[Goal]:
Print all records exactly, leaving nothing out.

Records from a dataset:
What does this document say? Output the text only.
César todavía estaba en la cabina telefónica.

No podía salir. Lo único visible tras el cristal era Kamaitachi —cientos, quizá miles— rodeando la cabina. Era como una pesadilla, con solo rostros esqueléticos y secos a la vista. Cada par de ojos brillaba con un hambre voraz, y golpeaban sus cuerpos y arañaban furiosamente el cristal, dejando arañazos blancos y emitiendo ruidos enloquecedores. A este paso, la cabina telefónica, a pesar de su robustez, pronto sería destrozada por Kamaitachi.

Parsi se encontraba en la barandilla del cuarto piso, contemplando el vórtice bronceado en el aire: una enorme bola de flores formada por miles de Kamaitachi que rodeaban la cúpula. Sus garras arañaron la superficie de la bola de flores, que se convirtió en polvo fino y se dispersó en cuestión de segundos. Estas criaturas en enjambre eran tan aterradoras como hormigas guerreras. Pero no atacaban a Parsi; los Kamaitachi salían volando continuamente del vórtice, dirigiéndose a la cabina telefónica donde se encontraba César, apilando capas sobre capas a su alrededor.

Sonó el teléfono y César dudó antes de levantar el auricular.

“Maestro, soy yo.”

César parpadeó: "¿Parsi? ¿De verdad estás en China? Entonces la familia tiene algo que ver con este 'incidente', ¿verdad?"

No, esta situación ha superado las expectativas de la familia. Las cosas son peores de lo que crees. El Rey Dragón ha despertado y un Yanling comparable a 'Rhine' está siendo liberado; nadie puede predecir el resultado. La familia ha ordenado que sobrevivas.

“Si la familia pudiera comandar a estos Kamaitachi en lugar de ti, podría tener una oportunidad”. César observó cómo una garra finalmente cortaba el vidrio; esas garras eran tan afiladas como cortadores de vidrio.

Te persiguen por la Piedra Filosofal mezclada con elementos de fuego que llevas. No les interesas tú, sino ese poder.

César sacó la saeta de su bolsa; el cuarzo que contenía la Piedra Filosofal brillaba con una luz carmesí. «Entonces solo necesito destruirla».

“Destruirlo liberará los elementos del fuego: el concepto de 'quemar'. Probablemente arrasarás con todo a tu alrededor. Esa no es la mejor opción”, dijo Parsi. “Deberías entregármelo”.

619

[Solution to this exercise]:
What does this document say? Output the text only.
César todavía estaba en la cabina telefónica.

No podía salir. Lo único visible tras el cristal era Kamaitachi —cientos, quizá miles— rodeando la cabina. Era como una pesadilla, con solo rostros esqueléticos y secos a la vista. Cada par de ojos brillaba con un hambre voraz, y golpeaban sus cuerpos y arañaban furiosamente el cristal, dejando arañazos blancos y emitiendo ruidos enloquecedores. A este paso, la cabina telefónica, a pesar de su robustez, pronto sería destrozada por Kamaitachi.

Parsi se encontraba en la barandilla del cuarto piso, contemplando el vórtice bronceado en el aire: una enorme bola de flores formada por miles de Kamaitachi que rodeaban la cúpula. Sus garras arañaron la superficie de la bola de flores, que se convirtió en polvo fino y se dispersó en cuestión de segundos. Estas criaturas en enjambre eran tan aterradoras como hormigas guerreras. Pero no atacaban a Parsi; los Kamaitachi salían volando continuamente del vórtice, dirigiéndose a la cabina telefónica donde se encontraba César, apilando capas sobre capas a su alrededor.

Sonó el teléfono y César dudó antes de levantar el auricular.

“Maestro, soy yo.”

César parpadeó: "¿Parsi? ¿De verdad estás en China? Entonces la familia tiene algo que ver con este 'incidente', ¿verdad?"

No, esta situación ha superado las expectativas de la familia. Las cosas son peores de lo que crees. El Rey Dragón ha despertado y un Yanling comparable a 'Rhine' está siendo liberado; nadie puede predecir el resultado. La familia ha ordenado que sobrevivas.

“Si la familia pudiera comandar a estos Kamaitachi en lugar de ti, podría tener una oportunidad”. César observó cómo una garra finalmente cortaba el vidrio; esas garras eran tan afiladas como cortadores de vidrio.

Te persiguen por la Piedra Filosofal mezclada con elementos de fuego que llevas. No les interesas tú, sino ese poder.

César sacó la saeta de su bolsa; el cuarzo que contenía la Piedra Filosofal brillaba con una luz carmesí. «Entonces solo necesito destruirla».

“Destruirlo liberará los elementos del fuego: el concepto de 'quemar'. Probablemente arrasarás con todo a tu alrededor. Esa no es la mejor opción”, dijo Parsi. “Deberías entregármelo”.

619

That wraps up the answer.